-------- Estratto
Quali libri consiglierebbe a un padre di oggi?
«L’Odissea, e poi quelli che cito nei miei ultimi lavori: oltre a La strada di McCarthy , Patrimonio di Philip Roth. Ma anche i film Million Dollar Baby e Gran Torino di Clint Eastwood. In tutti i padri protagonisti di queste opere, sebbene in modi diversi, incontriamo una vulnerabilità che li umanizza profondamente. Ulisse compreso: Ulisse nomade, mendicante, extracomunitario, Ulisse che per amore di sua moglie e di suo figlio rinuncia al sogno dell’immortalità».
Quale libro regalerebbe a un figlio?
«Non esiste un figlio in senso universale. A volte i regali dei genitori contengono l’aspirazione inconscia di rendere il proprio figlio adeguato al nostro ideale di figlio. Un vero dono implica la messa in valore della particolarità dell’altro che lo riceve. Tenere conto di questa particolarità comporta fare doni diversi a seconda delle diverse attitudini dei miei figli. In realtà sono i figli che devono trovare i propri libri».
----------------
-------- Record dei dati
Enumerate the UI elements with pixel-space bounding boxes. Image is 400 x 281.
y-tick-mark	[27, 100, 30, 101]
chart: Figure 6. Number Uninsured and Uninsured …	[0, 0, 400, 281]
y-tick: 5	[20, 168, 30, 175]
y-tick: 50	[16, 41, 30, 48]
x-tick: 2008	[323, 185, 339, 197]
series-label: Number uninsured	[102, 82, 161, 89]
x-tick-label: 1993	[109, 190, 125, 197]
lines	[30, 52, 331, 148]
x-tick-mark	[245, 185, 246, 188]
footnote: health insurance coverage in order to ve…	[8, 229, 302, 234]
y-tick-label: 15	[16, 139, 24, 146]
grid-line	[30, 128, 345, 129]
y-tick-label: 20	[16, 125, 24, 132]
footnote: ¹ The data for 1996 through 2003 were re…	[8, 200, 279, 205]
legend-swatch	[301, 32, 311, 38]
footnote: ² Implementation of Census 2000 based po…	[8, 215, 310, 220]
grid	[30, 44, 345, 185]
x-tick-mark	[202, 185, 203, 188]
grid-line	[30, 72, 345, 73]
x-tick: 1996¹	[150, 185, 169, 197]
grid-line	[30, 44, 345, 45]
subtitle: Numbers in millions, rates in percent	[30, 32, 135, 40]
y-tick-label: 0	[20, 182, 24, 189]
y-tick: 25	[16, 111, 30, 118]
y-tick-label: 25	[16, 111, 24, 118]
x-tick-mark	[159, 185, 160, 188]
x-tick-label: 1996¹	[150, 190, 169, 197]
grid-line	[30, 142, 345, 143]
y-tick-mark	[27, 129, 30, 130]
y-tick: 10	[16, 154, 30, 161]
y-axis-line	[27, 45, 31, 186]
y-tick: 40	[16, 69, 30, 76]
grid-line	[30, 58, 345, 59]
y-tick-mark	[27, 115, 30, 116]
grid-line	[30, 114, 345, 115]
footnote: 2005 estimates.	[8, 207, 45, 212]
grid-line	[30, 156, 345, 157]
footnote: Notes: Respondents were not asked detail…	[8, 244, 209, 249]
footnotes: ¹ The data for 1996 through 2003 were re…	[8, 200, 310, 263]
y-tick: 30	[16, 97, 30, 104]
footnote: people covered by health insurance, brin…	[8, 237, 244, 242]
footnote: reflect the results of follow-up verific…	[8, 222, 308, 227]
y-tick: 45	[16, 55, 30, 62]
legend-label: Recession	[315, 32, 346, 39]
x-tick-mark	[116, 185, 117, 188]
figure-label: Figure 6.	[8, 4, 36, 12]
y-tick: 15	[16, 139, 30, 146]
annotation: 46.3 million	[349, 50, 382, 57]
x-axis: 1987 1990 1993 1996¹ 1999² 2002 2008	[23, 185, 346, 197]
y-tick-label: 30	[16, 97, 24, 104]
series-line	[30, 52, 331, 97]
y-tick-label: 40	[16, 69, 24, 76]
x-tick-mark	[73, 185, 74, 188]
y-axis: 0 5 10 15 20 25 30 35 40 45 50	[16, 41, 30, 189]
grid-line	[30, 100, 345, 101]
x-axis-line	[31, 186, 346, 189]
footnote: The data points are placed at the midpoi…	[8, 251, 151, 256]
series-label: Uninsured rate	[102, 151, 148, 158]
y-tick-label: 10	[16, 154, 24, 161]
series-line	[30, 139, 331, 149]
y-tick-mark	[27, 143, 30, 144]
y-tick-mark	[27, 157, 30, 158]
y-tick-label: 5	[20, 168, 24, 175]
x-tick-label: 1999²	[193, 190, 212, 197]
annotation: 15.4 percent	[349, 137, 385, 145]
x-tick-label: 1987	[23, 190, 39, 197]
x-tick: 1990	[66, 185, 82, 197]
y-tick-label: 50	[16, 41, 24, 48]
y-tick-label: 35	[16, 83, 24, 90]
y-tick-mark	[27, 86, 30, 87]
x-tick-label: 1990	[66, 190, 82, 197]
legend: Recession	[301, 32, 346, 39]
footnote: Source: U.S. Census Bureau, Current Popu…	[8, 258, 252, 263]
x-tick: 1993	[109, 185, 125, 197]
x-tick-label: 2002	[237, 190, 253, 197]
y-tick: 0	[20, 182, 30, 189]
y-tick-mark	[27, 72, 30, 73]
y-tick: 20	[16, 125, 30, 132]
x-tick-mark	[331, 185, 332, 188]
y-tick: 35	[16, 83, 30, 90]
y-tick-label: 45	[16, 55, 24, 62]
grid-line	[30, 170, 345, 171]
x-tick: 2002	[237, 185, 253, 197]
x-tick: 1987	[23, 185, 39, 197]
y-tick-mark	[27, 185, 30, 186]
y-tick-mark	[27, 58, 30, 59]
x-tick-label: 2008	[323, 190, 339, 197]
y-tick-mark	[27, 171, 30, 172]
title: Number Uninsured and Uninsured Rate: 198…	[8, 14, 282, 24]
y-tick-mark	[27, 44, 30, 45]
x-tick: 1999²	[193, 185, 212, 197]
----------------
*Esercizio 1*: Nell'estratto, per amore di chi Ulisse rinuncia al sogno dell'immortalità?
*Esercizio 2*: Elenca tutte le opere, libri e film, che l'estratto consiglia a un padre di oggi.

*Risposta 1*: Per amore di sua moglie e di suo figlio.

*Risposta 2*:
- L'Odissea
- La strada di McCarthy
- Patrimonio di Philip Roth
- Million Dollar Baby di Clint Eastwood
- Gran Torino di Clint Eastwood